(Rows from a dataset)
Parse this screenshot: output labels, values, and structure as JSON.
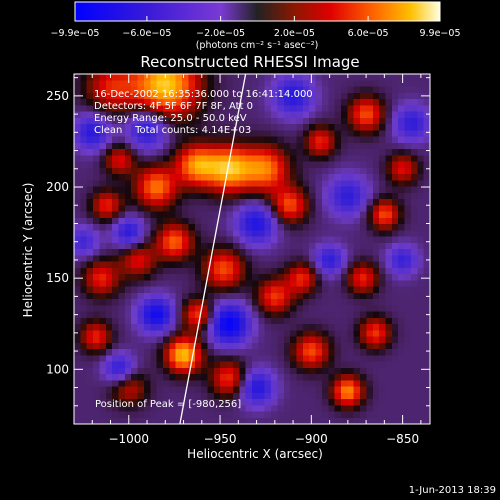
{
  "chart_data": {
    "type": "heatmap",
    "title": "Reconstructed RHESSI Image",
    "xlabel": "Heliocentric X (arcsec)",
    "ylabel": "Heliocentric Y (arcsec)",
    "xlim": [
      -1030,
      -835
    ],
    "ylim": [
      70,
      262
    ],
    "x_ticks": [
      -1000,
      -950,
      -900,
      -850
    ],
    "x_tick_labels": [
      "−1000",
      "−950",
      "−900",
      "−850"
    ],
    "y_ticks": [
      100,
      150,
      200,
      250
    ],
    "y_tick_labels": [
      "100",
      "150",
      "200",
      "250"
    ],
    "annotations": [
      "16-Dec-2002 16:35:36.000 to 16:41:14.000",
      "Detectors: 4F 5F 6F 7F 8F, Att 0",
      "Energy Range: 25.0 - 50.0 keV",
      "Clean    Total counts: 4.14E+03"
    ],
    "peak_label": "Position of Peak = [-980,256]",
    "peak": [
      -980,
      256
    ],
    "limb_line": [
      [
        -972,
        70
      ],
      [
        -936,
        262
      ]
    ],
    "colorbar": {
      "min": -9.9e-05,
      "max": 9.9e-05,
      "tick_labels": [
        "−9.9e−05",
        "−6.0e−05",
        "−2.0e−05",
        "2.0e−05",
        "6.0e−05",
        "9.9e−05"
      ],
      "tick_values": [
        -9.9e-05,
        -6e-05,
        -2e-05,
        2e-05,
        6e-05,
        9.9e-05
      ],
      "unit_label": "(photons cm⁻² s⁻¹ asec⁻²)"
    },
    "sources": [
      {
        "x": -980,
        "y": 256,
        "amp": 9.9e-05,
        "s": 13
      },
      {
        "x": -1010,
        "y": 255,
        "amp": 5e-05,
        "s": 10
      },
      {
        "x": -985,
        "y": 200,
        "amp": 7.5e-05,
        "s": 8
      },
      {
        "x": -975,
        "y": 170,
        "amp": 7e-05,
        "s": 7
      },
      {
        "x": -963,
        "y": 212,
        "amp": 8e-05,
        "s": 8
      },
      {
        "x": -945,
        "y": 210,
        "amp": 9e-05,
        "s": 9
      },
      {
        "x": -925,
        "y": 210,
        "amp": 7.5e-05,
        "s": 9
      },
      {
        "x": -912,
        "y": 190,
        "amp": 6.5e-05,
        "s": 7
      },
      {
        "x": -948,
        "y": 155,
        "amp": 6.5e-05,
        "s": 8
      },
      {
        "x": -1015,
        "y": 150,
        "amp": 5.5e-05,
        "s": 7
      },
      {
        "x": -1018,
        "y": 118,
        "amp": 5.5e-05,
        "s": 6
      },
      {
        "x": -995,
        "y": 160,
        "amp": 5e-05,
        "s": 7
      },
      {
        "x": -1012,
        "y": 190,
        "amp": 5.5e-05,
        "s": 6
      },
      {
        "x": -970,
        "y": 108,
        "amp": 9.5e-05,
        "s": 7
      },
      {
        "x": -945,
        "y": 95,
        "amp": 6e-05,
        "s": 7
      },
      {
        "x": -962,
        "y": 130,
        "amp": 6.5e-05,
        "s": 6
      },
      {
        "x": -920,
        "y": 140,
        "amp": 6e-05,
        "s": 7
      },
      {
        "x": -905,
        "y": 150,
        "amp": 5.5e-05,
        "s": 6
      },
      {
        "x": -900,
        "y": 110,
        "amp": 6.5e-05,
        "s": 7
      },
      {
        "x": -880,
        "y": 88,
        "amp": 8e-05,
        "s": 6
      },
      {
        "x": -865,
        "y": 120,
        "amp": 6e-05,
        "s": 6
      },
      {
        "x": -872,
        "y": 150,
        "amp": 5.5e-05,
        "s": 6
      },
      {
        "x": -860,
        "y": 185,
        "amp": 6.5e-05,
        "s": 6
      },
      {
        "x": -870,
        "y": 240,
        "amp": 6.5e-05,
        "s": 7
      },
      {
        "x": -895,
        "y": 225,
        "amp": 5.5e-05,
        "s": 6
      },
      {
        "x": -850,
        "y": 210,
        "amp": 5e-05,
        "s": 6
      },
      {
        "x": -1000,
        "y": 90,
        "amp": 4.5e-05,
        "s": 7
      },
      {
        "x": -1005,
        "y": 215,
        "amp": 5e-05,
        "s": 6
      },
      {
        "x": -990,
        "y": 232,
        "amp": -6e-05,
        "s": 8
      },
      {
        "x": -1020,
        "y": 230,
        "amp": -5.5e-05,
        "s": 7
      },
      {
        "x": -1000,
        "y": 175,
        "amp": -5.5e-05,
        "s": 6
      },
      {
        "x": -930,
        "y": 180,
        "amp": -6e-05,
        "s": 8
      },
      {
        "x": -945,
        "y": 125,
        "amp": -8e-05,
        "s": 8
      },
      {
        "x": -985,
        "y": 130,
        "amp": -7e-05,
        "s": 7
      },
      {
        "x": -1005,
        "y": 100,
        "amp": -5.5e-05,
        "s": 6
      },
      {
        "x": -930,
        "y": 90,
        "amp": -6e-05,
        "s": 7
      },
      {
        "x": -880,
        "y": 195,
        "amp": -5e-05,
        "s": 8
      },
      {
        "x": -890,
        "y": 160,
        "amp": -5e-05,
        "s": 6
      },
      {
        "x": -845,
        "y": 235,
        "amp": -5e-05,
        "s": 7
      },
      {
        "x": -850,
        "y": 160,
        "amp": -4.5e-05,
        "s": 6
      },
      {
        "x": -910,
        "y": 250,
        "amp": -5.5e-05,
        "s": 8
      },
      {
        "x": -1025,
        "y": 170,
        "amp": -4e-05,
        "s": 6
      }
    ]
  },
  "footer": {
    "date": "1-Jun-2013 18:39"
  }
}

> Task
Reproduce the data word for word, excluding its pictures.

> Final result
Parse this screenshot: output labels, values, and structure as JSON.
{
  "chart_data": {
    "type": "heatmap",
    "title": "Reconstructed RHESSI Image",
    "xlabel": "Heliocentric X (arcsec)",
    "ylabel": "Heliocentric Y (arcsec)",
    "xlim": [
      -1030,
      -835
    ],
    "ylim": [
      70,
      262
    ],
    "x_ticks": [
      -1000,
      -950,
      -900,
      -850
    ],
    "x_tick_labels": [
      "−1000",
      "−950",
      "−900",
      "−850"
    ],
    "y_ticks": [
      100,
      150,
      200,
      250
    ],
    "y_tick_labels": [
      "100",
      "150",
      "200",
      "250"
    ],
    "annotations": [
      "16-Dec-2002 16:35:36.000 to 16:41:14.000",
      "Detectors: 4F 5F 6F 7F 8F, Att 0",
      "Energy Range: 25.0 - 50.0 keV",
      "Clean    Total counts: 4.14E+03"
    ],
    "peak_label": "Position of Peak = [-980,256]",
    "peak": [
      -980,
      256
    ],
    "limb_line": [
      [
        -972,
        70
      ],
      [
        -936,
        262
      ]
    ],
    "colorbar": {
      "min": -9.9e-05,
      "max": 9.9e-05,
      "tick_labels": [
        "−9.9e−05",
        "−6.0e−05",
        "−2.0e−05",
        "2.0e−05",
        "6.0e−05",
        "9.9e−05"
      ],
      "tick_values": [
        -9.9e-05,
        -6e-05,
        -2e-05,
        2e-05,
        6e-05,
        9.9e-05
      ],
      "unit_label": "(photons cm⁻² s⁻¹ asec⁻²)"
    },
    "sources": [
      {
        "x": -980,
        "y": 256,
        "amp": 9.9e-05,
        "s": 13
      },
      {
        "x": -1010,
        "y": 255,
        "amp": 5e-05,
        "s": 10
      },
      {
        "x": -985,
        "y": 200,
        "amp": 7.5e-05,
        "s": 8
      },
      {
        "x": -975,
        "y": 170,
        "amp": 7e-05,
        "s": 7
      },
      {
        "x": -963,
        "y": 212,
        "amp": 8e-05,
        "s": 8
      },
      {
        "x": -945,
        "y": 210,
        "amp": 9e-05,
        "s": 9
      },
      {
        "x": -925,
        "y": 210,
        "amp": 7.5e-05,
        "s": 9
      },
      {
        "x": -912,
        "y": 190,
        "amp": 6.5e-05,
        "s": 7
      },
      {
        "x": -948,
        "y": 155,
        "amp": 6.5e-05,
        "s": 8
      },
      {
        "x": -1015,
        "y": 150,
        "amp": 5.5e-05,
        "s": 7
      },
      {
        "x": -1018,
        "y": 118,
        "amp": 5.5e-05,
        "s": 6
      },
      {
        "x": -995,
        "y": 160,
        "amp": 5e-05,
        "s": 7
      },
      {
        "x": -1012,
        "y": 190,
        "amp": 5.5e-05,
        "s": 6
      },
      {
        "x": -970,
        "y": 108,
        "amp": 9.5e-05,
        "s": 7
      },
      {
        "x": -945,
        "y": 95,
        "amp": 6e-05,
        "s": 7
      },
      {
        "x": -962,
        "y": 130,
        "amp": 6.5e-05,
        "s": 6
      },
      {
        "x": -920,
        "y": 140,
        "amp": 6e-05,
        "s": 7
      },
      {
        "x": -905,
        "y": 150,
        "amp": 5.5e-05,
        "s": 6
      },
      {
        "x": -900,
        "y": 110,
        "amp": 6.5e-05,
        "s": 7
      },
      {
        "x": -880,
        "y": 88,
        "amp": 8e-05,
        "s": 6
      },
      {
        "x": -865,
        "y": 120,
        "amp": 6e-05,
        "s": 6
      },
      {
        "x": -872,
        "y": 150,
        "amp": 5.5e-05,
        "s": 6
      },
      {
        "x": -860,
        "y": 185,
        "amp": 6.5e-05,
        "s": 6
      },
      {
        "x": -870,
        "y": 240,
        "amp": 6.5e-05,
        "s": 7
      },
      {
        "x": -895,
        "y": 225,
        "amp": 5.5e-05,
        "s": 6
      },
      {
        "x": -850,
        "y": 210,
        "amp": 5e-05,
        "s": 6
      },
      {
        "x": -1000,
        "y": 90,
        "amp": 4.5e-05,
        "s": 7
      },
      {
        "x": -1005,
        "y": 215,
        "amp": 5e-05,
        "s": 6
      },
      {
        "x": -990,
        "y": 232,
        "amp": -6e-05,
        "s": 8
      },
      {
        "x": -1020,
        "y": 230,
        "amp": -5.5e-05,
        "s": 7
      },
      {
        "x": -1000,
        "y": 175,
        "amp": -5.5e-05,
        "s": 6
      },
      {
        "x": -930,
        "y": 180,
        "amp": -6e-05,
        "s": 8
      },
      {
        "x": -945,
        "y": 125,
        "amp": -8e-05,
        "s": 8
      },
      {
        "x": -985,
        "y": 130,
        "amp": -7e-05,
        "s": 7
      },
      {
        "x": -1005,
        "y": 100,
        "amp": -5.5e-05,
        "s": 6
      },
      {
        "x": -930,
        "y": 90,
        "amp": -6e-05,
        "s": 7
      },
      {
        "x": -880,
        "y": 195,
        "amp": -5e-05,
        "s": 8
      },
      {
        "x": -890,
        "y": 160,
        "amp": -5e-05,
        "s": 6
      },
      {
        "x": -845,
        "y": 235,
        "amp": -5e-05,
        "s": 7
      },
      {
        "x": -850,
        "y": 160,
        "amp": -4.5e-05,
        "s": 6
      },
      {
        "x": -910,
        "y": 250,
        "amp": -5.5e-05,
        "s": 8
      },
      {
        "x": -1025,
        "y": 170,
        "amp": -4e-05,
        "s": 6
      }
    ]
  },
  "footer": {
    "date": "1-Jun-2013 18:39"
  }
}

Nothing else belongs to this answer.